▶ [REQUIREMENT]:
Go through the entries below and print each one exactly, leaving out pictures.

═══ RECORDS SUPPLIED ═══

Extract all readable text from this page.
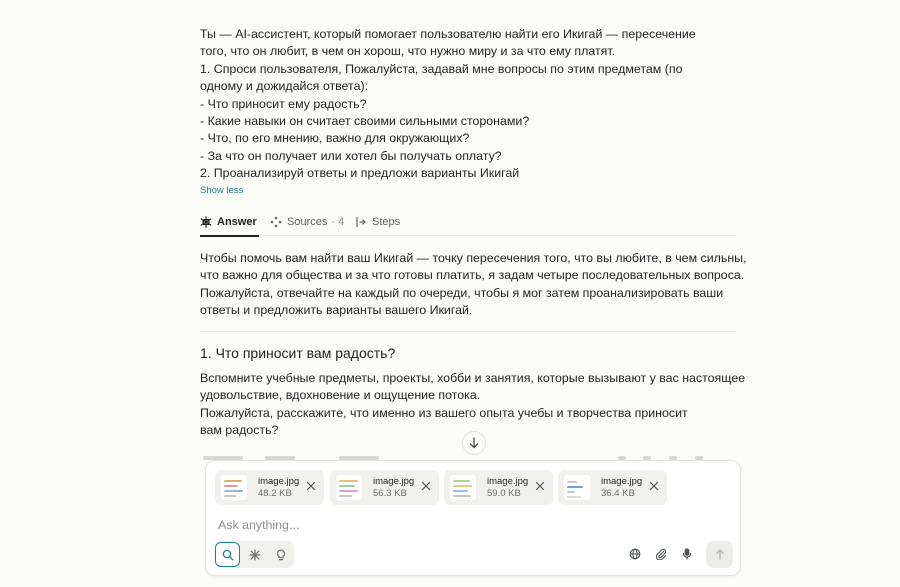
Ты — AI-ассистент, который помогает пользователю найти его Икигай — пересечение

того, что он любит, в чем он хорош, что нужно миру и за что ему платят.

1. Спроси пользователя, Пожалуйста, задавай мне вопросы по этим предметам (по

одному и дожидайся ответа):

- Что приносит ему радость?

- Какие навыки он считает своими сильными сторонами?

- Что, по его мнению, важно для окружающих?

- За что он получает или хотел бы получать оплату?

2. Проанализируй ответы и предложи варианты Икигай

Show less
Answer	Sources · 4	Steps

Чтобы помочь вам найти ваш Икигай — точку пересечения того, что вы любите, в чем сильны,

что важно для общества и за что готовы платить, я задам четыре последовательных вопроса.

Пожалуйста, отвечайте на каждый по очереди, чтобы я мог затем проанализировать ваши

ответы и предложить варианты вашего Икигай.

1. Что приносит вам радость?

Вспомните учебные предметы, проекты, хобби и занятия, которые вызывают у вас настоящее

удовольствие, вдохновение и ощущение потока.

Пожалуйста, расскажите, что именно из вашего опыта учебы и творчества приносит

вам радость?

image.jpg
48.2 KB
image.jpg
56.3 KB
image.jpg
59.0 KB
image.jpg
36.4 KB
Ask anything...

═══

▶ [RESPONSE FOR THIS EXERCISE]:
Extract all readable text from this page.
Ты — AI-ассистент, который помогает пользователю найти его Икигай — пересечение

того, что он любит, в чем он хорош, что нужно миру и за что ему платят.

1. Спроси пользователя, Пожалуйста, задавай мне вопросы по этим предметам (по

одному и дожидайся ответа):

- Что приносит ему радость?

- Какие навыки он считает своими сильными сторонами?

- Что, по его мнению, важно для окружающих?

- За что он получает или хотел бы получать оплату?

2. Проанализируй ответы и предложи варианты Икигай

Show less
Answer	Sources · 4	Steps

Чтобы помочь вам найти ваш Икигай — точку пересечения того, что вы любите, в чем сильны,

что важно для общества и за что готовы платить, я задам четыре последовательных вопроса.

Пожалуйста, отвечайте на каждый по очереди, чтобы я мог затем проанализировать ваши

ответы и предложить варианты вашего Икигай.

1. Что приносит вам радость?

Вспомните учебные предметы, проекты, хобби и занятия, которые вызывают у вас настоящее

удовольствие, вдохновение и ощущение потока.

Пожалуйста, расскажите, что именно из вашего опыта учебы и творчества приносит

вам радость?

image.jpg
48.2 KB
image.jpg
56.3 KB
image.jpg
59.0 KB
image.jpg
36.4 KB
Ask anything...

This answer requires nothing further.